Records excerpted from a collection:
━━━━━━━━━━

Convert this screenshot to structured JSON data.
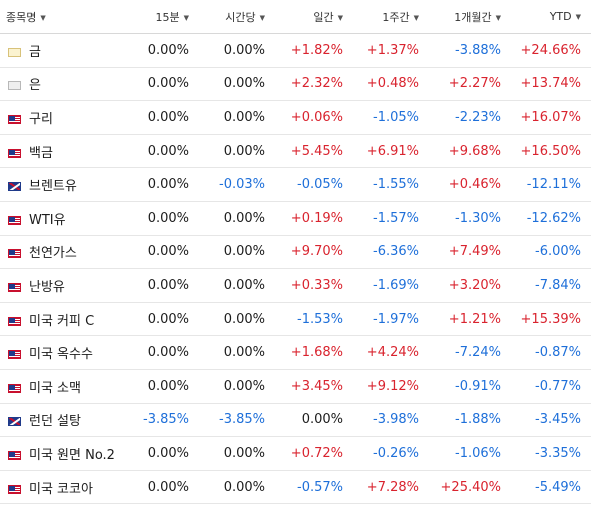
{
  "headers": [
    {
      "label": "종목명"
    },
    {
      "label": "15분"
    },
    {
      "label": "시간당"
    },
    {
      "label": "일간"
    },
    {
      "label": "1주간"
    },
    {
      "label": "1개월간"
    },
    {
      "label": "YTD"
    }
  ],
  "rows": [
    {
      "name": "금",
      "flag": "gold-icon",
      "values": [
        "0.00%",
        "0.00%",
        "+1.82%",
        "+1.37%",
        "-3.88%",
        "+24.66%"
      ]
    },
    {
      "name": "은",
      "flag": "silver-icon",
      "values": [
        "0.00%",
        "0.00%",
        "+2.32%",
        "+0.48%",
        "+2.27%",
        "+13.74%"
      ]
    },
    {
      "name": "구리",
      "flag": "us-flag-icon",
      "values": [
        "0.00%",
        "0.00%",
        "+0.06%",
        "-1.05%",
        "-2.23%",
        "+16.07%"
      ]
    },
    {
      "name": "백금",
      "flag": "us-flag-icon",
      "values": [
        "0.00%",
        "0.00%",
        "+5.45%",
        "+6.91%",
        "+9.68%",
        "+16.50%"
      ]
    },
    {
      "name": "브렌트유",
      "flag": "uk-flag-icon",
      "values": [
        "0.00%",
        "-0.03%",
        "-0.05%",
        "-1.55%",
        "+0.46%",
        "-12.11%"
      ]
    },
    {
      "name": "WTI유",
      "flag": "us-flag-icon",
      "values": [
        "0.00%",
        "0.00%",
        "+0.19%",
        "-1.57%",
        "-1.30%",
        "-12.62%"
      ]
    },
    {
      "name": "천연가스",
      "flag": "us-flag-icon",
      "values": [
        "0.00%",
        "0.00%",
        "+9.70%",
        "-6.36%",
        "+7.49%",
        "-6.00%"
      ]
    },
    {
      "name": "난방유",
      "flag": "us-flag-icon",
      "values": [
        "0.00%",
        "0.00%",
        "+0.33%",
        "-1.69%",
        "+3.20%",
        "-7.84%"
      ]
    },
    {
      "name": "미국 커피 C",
      "flag": "us-flag-icon",
      "values": [
        "0.00%",
        "0.00%",
        "-1.53%",
        "-1.97%",
        "+1.21%",
        "+15.39%"
      ]
    },
    {
      "name": "미국 옥수수",
      "flag": "us-flag-icon",
      "values": [
        "0.00%",
        "0.00%",
        "+1.68%",
        "+4.24%",
        "-7.24%",
        "-0.87%"
      ]
    },
    {
      "name": "미국 소맥",
      "flag": "us-flag-icon",
      "values": [
        "0.00%",
        "0.00%",
        "+3.45%",
        "+9.12%",
        "-0.91%",
        "-0.77%"
      ]
    },
    {
      "name": "런던 설탕",
      "flag": "uk-flag-icon",
      "values": [
        "-3.85%",
        "-3.85%",
        "0.00%",
        "-3.98%",
        "-1.88%",
        "-3.45%"
      ]
    },
    {
      "name": "미국 원면 No.2",
      "flag": "us-flag-icon",
      "values": [
        "0.00%",
        "0.00%",
        "+0.72%",
        "-0.26%",
        "-1.06%",
        "-3.35%"
      ]
    },
    {
      "name": "미국 코코아",
      "flag": "us-flag-icon",
      "values": [
        "0.00%",
        "0.00%",
        "-0.57%",
        "+7.28%",
        "+25.40%",
        "-5.49%"
      ]
    }
  ],
  "colors": {
    "positive": "#d9232e",
    "negative": "#1e6fd9",
    "neutral": "#1c1c1c"
  }
}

━━━━━━━━━━

TASK TO COMPLETE: Pictures in the records should not appear in your copy, but everything else must be transcribed exactly.

EXPECTED ANSWER:
Convert this screenshot to structured JSON data.
{
  "headers": [
    {
      "label": "종목명"
    },
    {
      "label": "15분"
    },
    {
      "label": "시간당"
    },
    {
      "label": "일간"
    },
    {
      "label": "1주간"
    },
    {
      "label": "1개월간"
    },
    {
      "label": "YTD"
    }
  ],
  "rows": [
    {
      "name": "금",
      "flag": "gold-icon",
      "values": [
        "0.00%",
        "0.00%",
        "+1.82%",
        "+1.37%",
        "-3.88%",
        "+24.66%"
      ]
    },
    {
      "name": "은",
      "flag": "silver-icon",
      "values": [
        "0.00%",
        "0.00%",
        "+2.32%",
        "+0.48%",
        "+2.27%",
        "+13.74%"
      ]
    },
    {
      "name": "구리",
      "flag": "us-flag-icon",
      "values": [
        "0.00%",
        "0.00%",
        "+0.06%",
        "-1.05%",
        "-2.23%",
        "+16.07%"
      ]
    },
    {
      "name": "백금",
      "flag": "us-flag-icon",
      "values": [
        "0.00%",
        "0.00%",
        "+5.45%",
        "+6.91%",
        "+9.68%",
        "+16.50%"
      ]
    },
    {
      "name": "브렌트유",
      "flag": "uk-flag-icon",
      "values": [
        "0.00%",
        "-0.03%",
        "-0.05%",
        "-1.55%",
        "+0.46%",
        "-12.11%"
      ]
    },
    {
      "name": "WTI유",
      "flag": "us-flag-icon",
      "values": [
        "0.00%",
        "0.00%",
        "+0.19%",
        "-1.57%",
        "-1.30%",
        "-12.62%"
      ]
    },
    {
      "name": "천연가스",
      "flag": "us-flag-icon",
      "values": [
        "0.00%",
        "0.00%",
        "+9.70%",
        "-6.36%",
        "+7.49%",
        "-6.00%"
      ]
    },
    {
      "name": "난방유",
      "flag": "us-flag-icon",
      "values": [
        "0.00%",
        "0.00%",
        "+0.33%",
        "-1.69%",
        "+3.20%",
        "-7.84%"
      ]
    },
    {
      "name": "미국 커피 C",
      "flag": "us-flag-icon",
      "values": [
        "0.00%",
        "0.00%",
        "-1.53%",
        "-1.97%",
        "+1.21%",
        "+15.39%"
      ]
    },
    {
      "name": "미국 옥수수",
      "flag": "us-flag-icon",
      "values": [
        "0.00%",
        "0.00%",
        "+1.68%",
        "+4.24%",
        "-7.24%",
        "-0.87%"
      ]
    },
    {
      "name": "미국 소맥",
      "flag": "us-flag-icon",
      "values": [
        "0.00%",
        "0.00%",
        "+3.45%",
        "+9.12%",
        "-0.91%",
        "-0.77%"
      ]
    },
    {
      "name": "런던 설탕",
      "flag": "uk-flag-icon",
      "values": [
        "-3.85%",
        "-3.85%",
        "0.00%",
        "-3.98%",
        "-1.88%",
        "-3.45%"
      ]
    },
    {
      "name": "미국 원면 No.2",
      "flag": "us-flag-icon",
      "values": [
        "0.00%",
        "0.00%",
        "+0.72%",
        "-0.26%",
        "-1.06%",
        "-3.35%"
      ]
    },
    {
      "name": "미국 코코아",
      "flag": "us-flag-icon",
      "values": [
        "0.00%",
        "0.00%",
        "-0.57%",
        "+7.28%",
        "+25.40%",
        "-5.49%"
      ]
    }
  ],
  "colors": {
    "positive": "#d9232e",
    "negative": "#1e6fd9",
    "neutral": "#1c1c1c"
  }
}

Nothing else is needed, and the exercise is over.